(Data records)
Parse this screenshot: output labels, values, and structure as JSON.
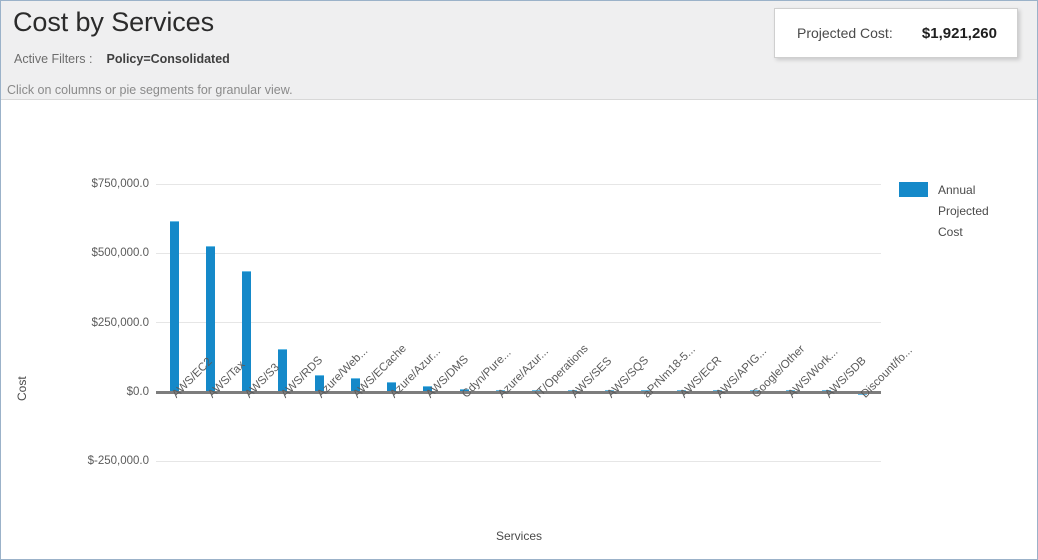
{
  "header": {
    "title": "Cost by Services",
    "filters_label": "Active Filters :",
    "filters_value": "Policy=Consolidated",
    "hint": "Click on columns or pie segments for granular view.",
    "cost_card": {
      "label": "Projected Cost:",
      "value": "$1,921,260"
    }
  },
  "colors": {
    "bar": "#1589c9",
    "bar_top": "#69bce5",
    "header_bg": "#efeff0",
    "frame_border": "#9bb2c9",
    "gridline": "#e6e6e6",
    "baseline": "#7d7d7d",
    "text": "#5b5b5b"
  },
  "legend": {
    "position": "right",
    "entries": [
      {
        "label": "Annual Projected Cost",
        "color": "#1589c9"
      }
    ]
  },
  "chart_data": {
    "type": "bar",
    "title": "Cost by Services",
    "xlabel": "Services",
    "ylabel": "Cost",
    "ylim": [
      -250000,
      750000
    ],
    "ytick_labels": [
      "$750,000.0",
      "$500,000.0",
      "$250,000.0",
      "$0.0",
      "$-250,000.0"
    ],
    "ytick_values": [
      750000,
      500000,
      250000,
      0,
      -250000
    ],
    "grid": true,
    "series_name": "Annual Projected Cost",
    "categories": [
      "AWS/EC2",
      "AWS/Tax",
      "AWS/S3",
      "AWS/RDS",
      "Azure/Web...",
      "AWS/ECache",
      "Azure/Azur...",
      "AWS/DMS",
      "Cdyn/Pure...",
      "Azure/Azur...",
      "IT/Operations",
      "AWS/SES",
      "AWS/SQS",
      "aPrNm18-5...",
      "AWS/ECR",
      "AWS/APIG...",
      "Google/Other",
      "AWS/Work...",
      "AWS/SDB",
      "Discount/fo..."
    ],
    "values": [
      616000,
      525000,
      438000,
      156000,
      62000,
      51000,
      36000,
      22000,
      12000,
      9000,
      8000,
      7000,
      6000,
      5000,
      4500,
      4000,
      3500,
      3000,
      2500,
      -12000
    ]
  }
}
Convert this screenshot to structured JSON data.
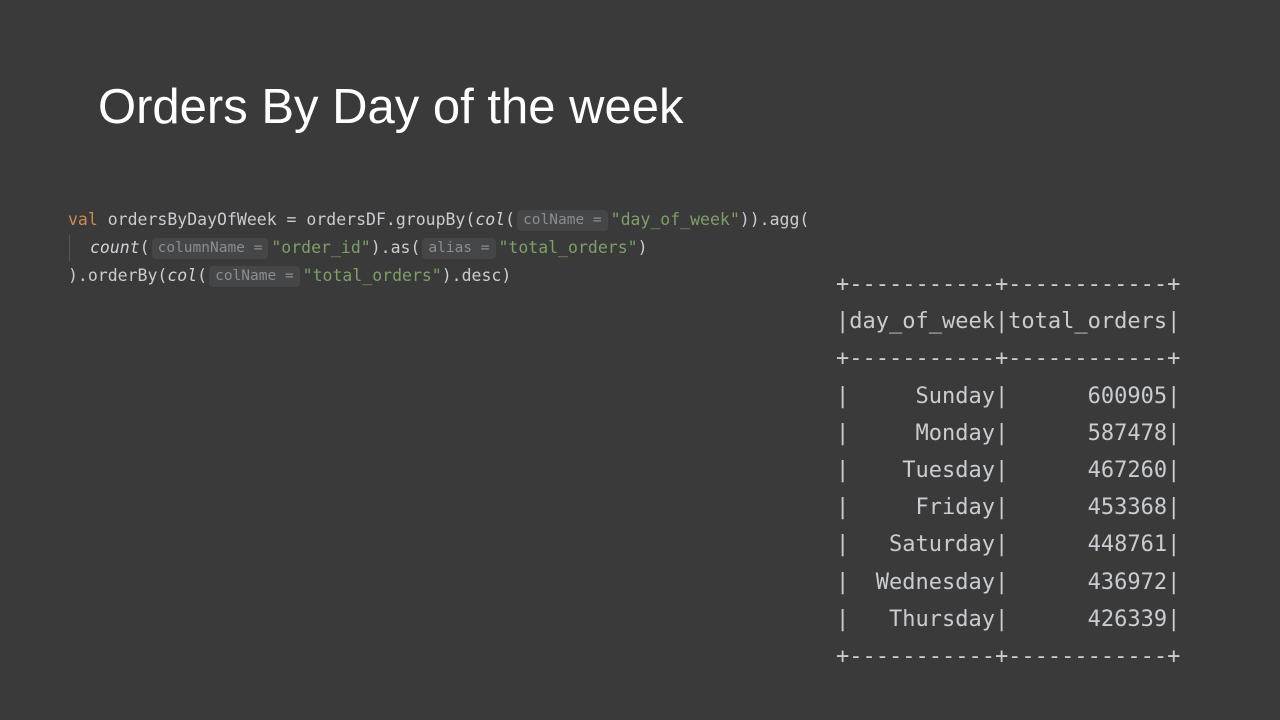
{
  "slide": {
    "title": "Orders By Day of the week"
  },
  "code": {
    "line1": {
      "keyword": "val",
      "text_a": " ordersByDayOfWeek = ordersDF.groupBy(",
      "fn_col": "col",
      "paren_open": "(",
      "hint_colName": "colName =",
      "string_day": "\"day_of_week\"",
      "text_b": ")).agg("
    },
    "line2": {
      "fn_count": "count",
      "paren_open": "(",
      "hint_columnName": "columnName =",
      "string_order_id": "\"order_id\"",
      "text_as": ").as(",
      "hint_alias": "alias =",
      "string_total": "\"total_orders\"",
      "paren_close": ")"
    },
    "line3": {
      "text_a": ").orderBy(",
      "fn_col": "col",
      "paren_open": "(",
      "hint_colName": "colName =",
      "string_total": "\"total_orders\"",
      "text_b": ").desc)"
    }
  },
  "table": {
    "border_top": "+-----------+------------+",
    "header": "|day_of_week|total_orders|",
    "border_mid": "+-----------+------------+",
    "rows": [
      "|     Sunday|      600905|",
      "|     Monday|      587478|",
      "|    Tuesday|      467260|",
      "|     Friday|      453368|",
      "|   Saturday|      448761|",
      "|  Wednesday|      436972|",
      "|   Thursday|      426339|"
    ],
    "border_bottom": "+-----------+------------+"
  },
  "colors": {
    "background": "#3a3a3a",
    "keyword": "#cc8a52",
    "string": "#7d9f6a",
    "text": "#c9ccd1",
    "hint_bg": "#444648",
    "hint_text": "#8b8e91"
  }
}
---
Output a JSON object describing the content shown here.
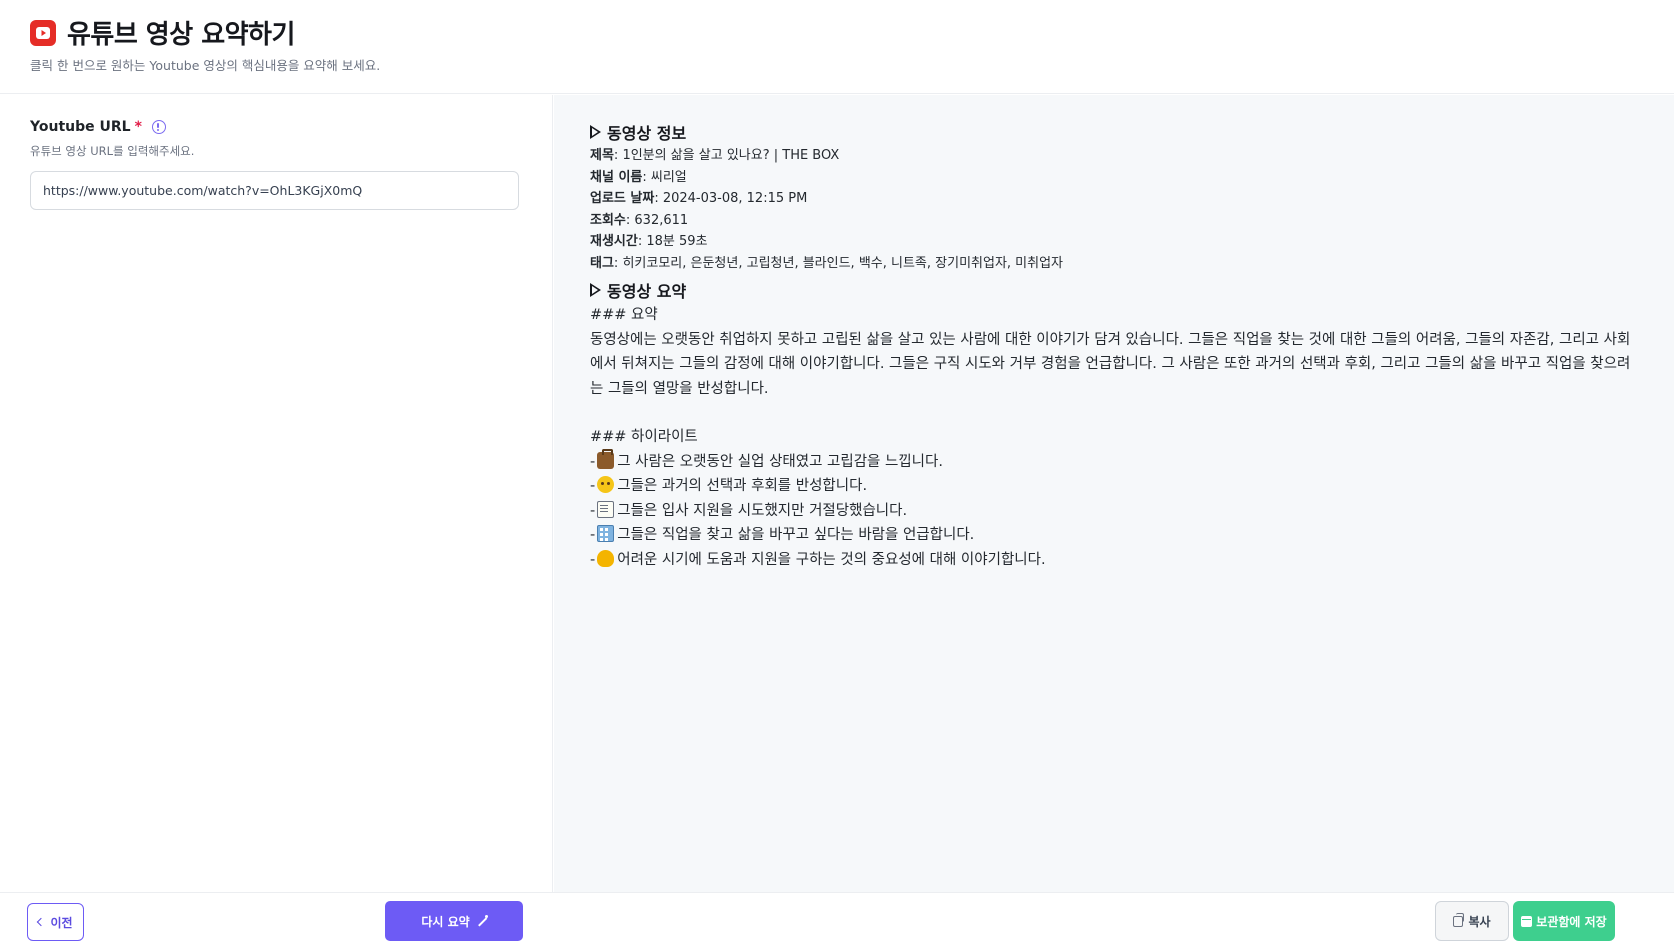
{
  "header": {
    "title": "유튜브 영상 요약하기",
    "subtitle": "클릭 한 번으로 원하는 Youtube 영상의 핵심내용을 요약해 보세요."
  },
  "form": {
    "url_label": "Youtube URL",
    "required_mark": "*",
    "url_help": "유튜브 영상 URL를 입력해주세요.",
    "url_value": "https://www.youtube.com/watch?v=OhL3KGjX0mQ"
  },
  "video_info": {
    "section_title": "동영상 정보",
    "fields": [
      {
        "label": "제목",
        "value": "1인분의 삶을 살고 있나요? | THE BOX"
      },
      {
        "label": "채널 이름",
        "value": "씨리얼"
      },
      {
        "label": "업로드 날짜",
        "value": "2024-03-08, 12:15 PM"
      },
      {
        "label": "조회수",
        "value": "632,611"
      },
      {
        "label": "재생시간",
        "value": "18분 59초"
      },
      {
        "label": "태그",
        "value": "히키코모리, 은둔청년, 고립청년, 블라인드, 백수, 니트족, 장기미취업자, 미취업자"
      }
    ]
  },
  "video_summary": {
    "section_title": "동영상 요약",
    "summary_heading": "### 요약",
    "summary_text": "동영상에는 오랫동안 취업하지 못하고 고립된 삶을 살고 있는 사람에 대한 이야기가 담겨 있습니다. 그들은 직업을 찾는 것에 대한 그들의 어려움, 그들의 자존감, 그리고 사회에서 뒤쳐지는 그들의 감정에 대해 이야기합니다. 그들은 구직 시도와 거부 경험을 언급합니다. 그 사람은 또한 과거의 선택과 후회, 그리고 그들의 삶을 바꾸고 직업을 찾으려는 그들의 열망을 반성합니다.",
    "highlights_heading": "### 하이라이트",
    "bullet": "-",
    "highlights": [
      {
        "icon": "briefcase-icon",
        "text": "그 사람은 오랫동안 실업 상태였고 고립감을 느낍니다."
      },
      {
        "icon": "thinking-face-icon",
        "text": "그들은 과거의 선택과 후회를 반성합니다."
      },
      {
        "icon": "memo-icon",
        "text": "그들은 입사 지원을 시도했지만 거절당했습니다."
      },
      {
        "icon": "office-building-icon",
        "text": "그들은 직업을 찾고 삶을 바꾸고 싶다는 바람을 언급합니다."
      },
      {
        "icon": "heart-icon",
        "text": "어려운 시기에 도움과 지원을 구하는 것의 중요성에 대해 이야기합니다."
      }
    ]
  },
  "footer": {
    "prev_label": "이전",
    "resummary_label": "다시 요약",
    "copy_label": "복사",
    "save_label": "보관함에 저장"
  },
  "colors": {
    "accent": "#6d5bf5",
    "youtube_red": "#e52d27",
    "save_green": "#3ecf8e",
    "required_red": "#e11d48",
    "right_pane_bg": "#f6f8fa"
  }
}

■ TASK DIRECTIONS
Where a line above includes "이야기합니다", copy that line.

■ REPLY TO THE EXERCISE
    "summary_text": "동영상에는 오랫동안 취업하지 못하고 고립된 삶을 살고 있는 사람에 대한 이야기가 담겨 있습니다. 그들은 직업을 찾는 것에 대한 그들의 어려움, 그들의 자존감, 그리고 사회에서 뒤쳐지는 그들의 감정에 대해 이야기합니다. 그들은 구직 시도와 거부 경험을 언급합니다. 그 사람은 또한 과거의 선택과 후회, 그리고 그들의 삶을 바꾸고 직업을 찾으려는 그들의 열망을 반성합니다.",
        "text": "어려운 시기에 도움과 지원을 구하는 것의 중요성에 대해 이야기합니다."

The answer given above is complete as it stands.